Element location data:

---+---

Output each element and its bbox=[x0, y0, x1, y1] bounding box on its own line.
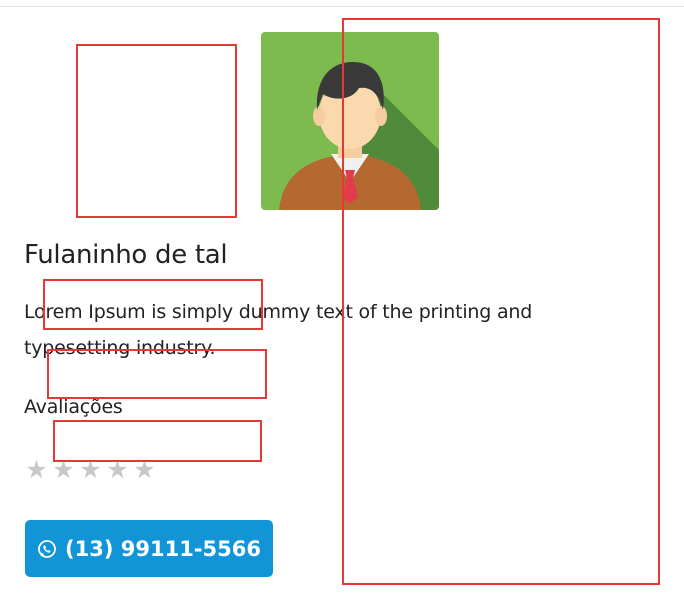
top-divider bbox=[0, 6, 684, 7]
whatsapp-icon bbox=[37, 539, 57, 559]
person-avatar-icon bbox=[261, 32, 439, 210]
profile-card: Fulaninho de tal Lorem Ipsum is simply d… bbox=[0, 0, 684, 606]
star-rating[interactable]: ★ ★ ★ ★ ★ bbox=[24, 457, 157, 482]
star-icon[interactable]: ★ bbox=[24, 457, 49, 482]
star-icon[interactable]: ★ bbox=[132, 457, 157, 482]
phone-number-label: (13) 99111-5566 bbox=[65, 536, 261, 561]
avatar bbox=[261, 32, 439, 210]
annotation-box bbox=[76, 44, 237, 218]
whatsapp-contact-button[interactable]: (13) 99111-5566 bbox=[25, 520, 273, 577]
star-icon[interactable]: ★ bbox=[78, 457, 103, 482]
profile-description: Lorem Ipsum is simply dummy text of the … bbox=[24, 301, 533, 359]
star-icon[interactable]: ★ bbox=[105, 457, 130, 482]
profile-name: Fulaninho de tal bbox=[24, 240, 228, 270]
reviews-label: Avaliações bbox=[24, 396, 123, 418]
star-icon[interactable]: ★ bbox=[51, 457, 76, 482]
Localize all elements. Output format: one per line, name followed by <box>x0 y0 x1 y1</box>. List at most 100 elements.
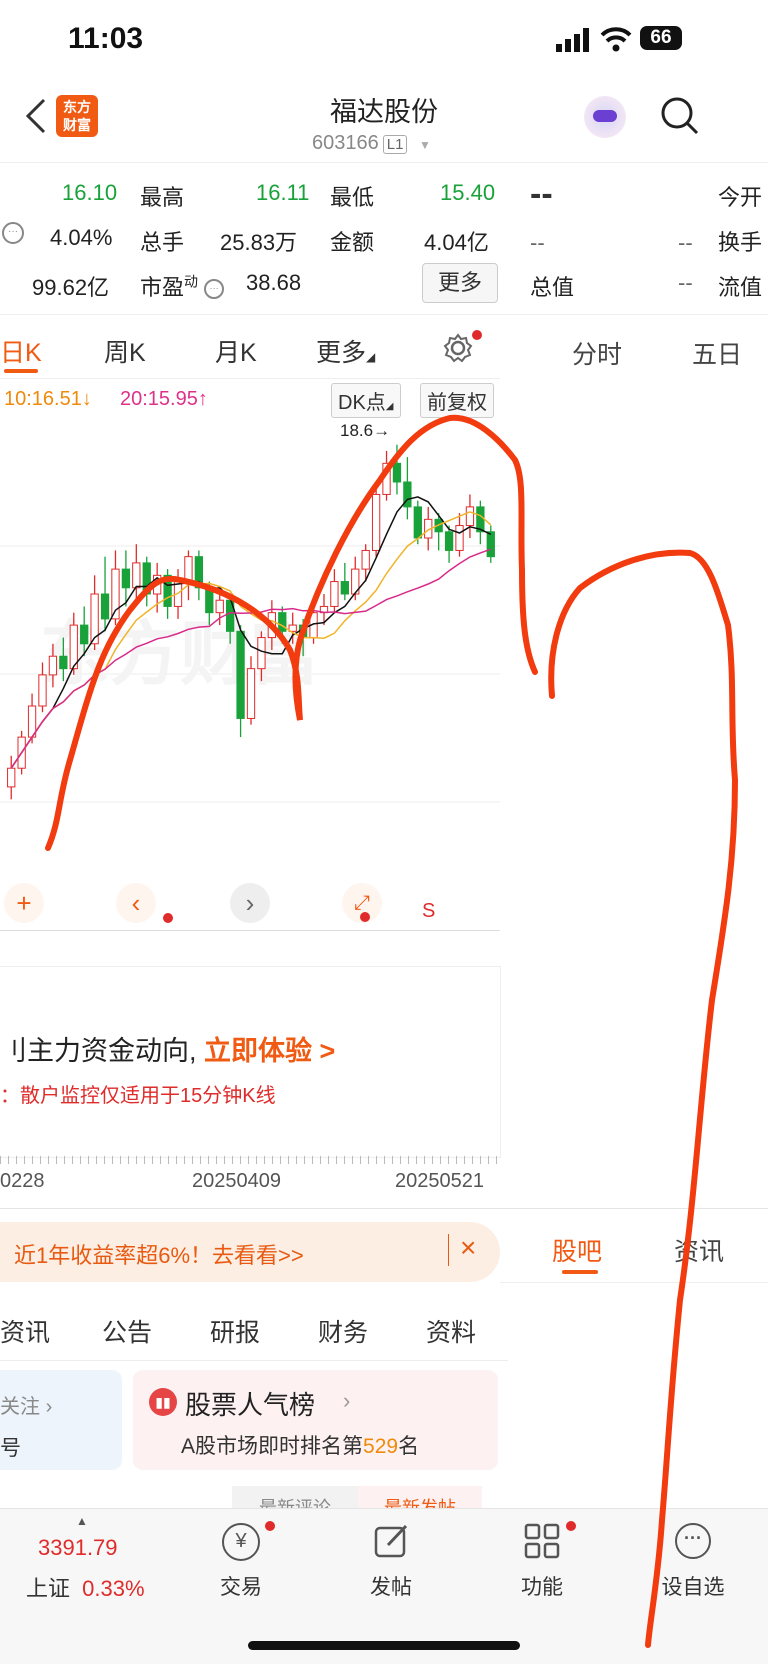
ma20-legend: 20:15.95↑ <box>120 388 208 410</box>
expand-dot <box>360 912 370 922</box>
trade-dot <box>265 1521 275 1531</box>
rank-text: A股市场即时排名第 <box>181 1435 364 1458</box>
info-tab-finance[interactable]: 财务 <box>318 1313 368 1349</box>
candle-body <box>38 674 47 707</box>
candle-body <box>246 668 256 719</box>
comment-post-toggle[interactable]: 最新评论 最新发帖 <box>232 1486 484 1508</box>
candle-body <box>132 562 141 589</box>
index-value[interactable]: 3391.79 <box>38 1535 118 1561</box>
candle-body <box>486 531 495 558</box>
toggle-latest-comments[interactable]: 最新评论 <box>232 1486 358 1508</box>
more-dots-icon[interactable]: ··· <box>675 1523 711 1559</box>
chevron-down-icon: ▼ <box>419 138 431 152</box>
candle-body <box>413 506 422 539</box>
popularity-card[interactable]: ▮▮ 股票人气榜 › A股市场即时排名第529名 <box>133 1370 498 1470</box>
chevron-right-icon: › <box>45 1396 53 1418</box>
candle-body <box>278 612 287 632</box>
candle-body <box>444 531 454 551</box>
tab-day-k-underline <box>4 369 38 373</box>
candle-body <box>184 556 193 583</box>
right-dash-1: -- <box>530 230 545 255</box>
fund-flow-promo[interactable]: 刂主力资金动向, 立即体验 > ：散户监控仅适用于15分钟K线 <box>0 966 501 1158</box>
s-marker: S <box>422 900 436 922</box>
tabs-divider <box>0 378 500 379</box>
tab-week-k[interactable]: 周K <box>104 333 146 369</box>
follow-card[interactable]: 关注 › 号 <box>0 1370 122 1470</box>
wifi-icon <box>600 27 632 52</box>
tab-month-k[interactable]: 月K <box>215 333 257 369</box>
index-change: 0.33% <box>82 1576 145 1601</box>
candle-body <box>205 587 214 614</box>
quote-divider <box>0 314 768 315</box>
candle-body <box>7 767 16 788</box>
corner-triangle-icon: ◢ <box>385 401 394 412</box>
pe-value: 38.68 <box>246 270 302 295</box>
change-pct: 4.04% <box>50 225 113 250</box>
low-value: 15.40 <box>440 180 496 205</box>
right-dash-2: -- <box>678 230 693 255</box>
ma10-legend: 10:16.51↓ <box>4 388 92 410</box>
max-price-label: 18.6→ <box>340 421 390 440</box>
header-divider <box>0 162 768 163</box>
amount-value: 4.04亿 <box>424 230 489 255</box>
low-label: 最低 <box>330 185 375 210</box>
right-dash-3: -- <box>678 270 693 295</box>
info-icon[interactable]: ··· <box>2 222 24 244</box>
candle-body <box>392 462 402 483</box>
tab-guba[interactable]: 股吧 <box>552 1232 602 1268</box>
search-icon[interactable] <box>660 96 700 136</box>
dk-point-button[interactable]: DK点◢ <box>331 383 401 418</box>
chevron-right-icon[interactable]: › <box>230 883 270 923</box>
high-value: 16.11 <box>256 180 310 205</box>
assistant-avatar[interactable] <box>584 96 626 138</box>
post-edit-icon[interactable] <box>374 1523 410 1559</box>
tab-fenshi[interactable]: 分时 <box>572 335 622 371</box>
tab-zixun[interactable]: 资讯 <box>674 1232 724 1268</box>
tab-day-k[interactable]: 日K <box>0 333 42 369</box>
watchlist-label[interactable]: 设自选 <box>643 1571 743 1601</box>
tab-wuri[interactable]: 五日 <box>692 335 742 371</box>
promo-note: ：散户监控仅适用于15分钟K线 <box>0 1085 276 1107</box>
date-end: 20250521 <box>395 1170 484 1192</box>
market-cap: 99.62亿 <box>32 275 110 300</box>
promo-cta[interactable]: 立即体验 > <box>204 1036 335 1066</box>
settings-gear-icon[interactable] <box>442 332 474 364</box>
yield-banner[interactable]: 近1年收益率超6%！去看看>> × <box>0 1222 500 1282</box>
candle-body <box>382 462 391 495</box>
candle-body <box>361 549 370 570</box>
info-tabs-divider <box>0 1360 508 1361</box>
info-tab-research[interactable]: 研报 <box>210 1313 260 1349</box>
kline-chart[interactable]: 东方财富 18.6→ <box>0 418 500 930</box>
candle-body <box>267 612 276 639</box>
right-tabs-divider <box>500 1282 768 1283</box>
info-tab-news[interactable]: 资讯 <box>0 1313 50 1349</box>
stock-name: 福达股份 <box>330 97 438 127</box>
info-tab-notices[interactable]: 公告 <box>102 1313 152 1349</box>
info-icon[interactable]: ··· <box>204 279 225 300</box>
candle-body <box>371 493 381 551</box>
high-label: 最高 <box>140 185 185 210</box>
tab-more[interactable]: 更多◢ <box>316 333 375 369</box>
trade-label[interactable]: 交易 <box>191 1571 291 1601</box>
candle-body <box>236 630 245 719</box>
add-indicator-button[interactable]: + <box>4 883 44 923</box>
more-button[interactable]: 更多 <box>422 263 498 303</box>
turnover-label: 换手 <box>718 230 763 255</box>
candle-body <box>59 655 68 670</box>
post-label[interactable]: 发帖 <box>341 1571 441 1601</box>
functions-label[interactable]: 功能 <box>492 1571 592 1601</box>
chevron-left-icon[interactable]: ‹ <box>116 883 156 923</box>
trade-yen-icon[interactable]: ¥ <box>222 1523 260 1561</box>
candle-body <box>121 568 131 589</box>
date-mid: 20250409 <box>192 1170 281 1192</box>
price-adjust-button[interactable]: 前复权 <box>420 383 494 418</box>
toggle-latest-posts[interactable]: 最新发帖 <box>358 1486 482 1508</box>
functions-grid-icon[interactable] <box>524 1523 560 1559</box>
candle-body <box>330 581 339 607</box>
candle-body <box>163 574 172 607</box>
info-tab-profile[interactable]: 资料 <box>426 1313 476 1349</box>
chevron-up-icon[interactable]: ▲ <box>76 1514 88 1528</box>
close-icon[interactable]: × <box>460 1232 476 1264</box>
stock-code[interactable]: 603166 L1 ▼ <box>312 132 431 155</box>
open-value: 16.10 <box>62 180 118 205</box>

---+---

Copy the rows verbatim, starting at the line containing "ma20-legend: 20:15.95↑ <box>120" and ending at the line containing "chevron-right-icon: › <box>45", with both of those lines included.

== Written response ==
ma20-legend: 20:15.95↑ <box>120 388 208 410</box>
expand-dot <box>360 912 370 922</box>
trade-dot <box>265 1521 275 1531</box>
rank-text: A股市场即时排名第 <box>181 1435 364 1458</box>
info-tab-finance[interactable]: 财务 <box>318 1313 368 1349</box>
candle-body <box>38 674 47 707</box>
candle-body <box>246 668 256 719</box>
comment-post-toggle[interactable]: 最新评论 最新发帖 <box>232 1486 484 1508</box>
candle-body <box>132 562 141 589</box>
index-value[interactable]: 3391.79 <box>38 1535 118 1561</box>
candle-body <box>486 531 495 558</box>
toggle-latest-comments[interactable]: 最新评论 <box>232 1486 358 1508</box>
more-dots-icon[interactable]: ··· <box>675 1523 711 1559</box>
chevron-down-icon: ▼ <box>419 138 431 152</box>
candle-body <box>413 506 422 539</box>
popularity-card[interactable]: ▮▮ 股票人气榜 › A股市场即时排名第529名 <box>133 1370 498 1470</box>
chevron-right-icon: › <box>45 1396 53 1418</box>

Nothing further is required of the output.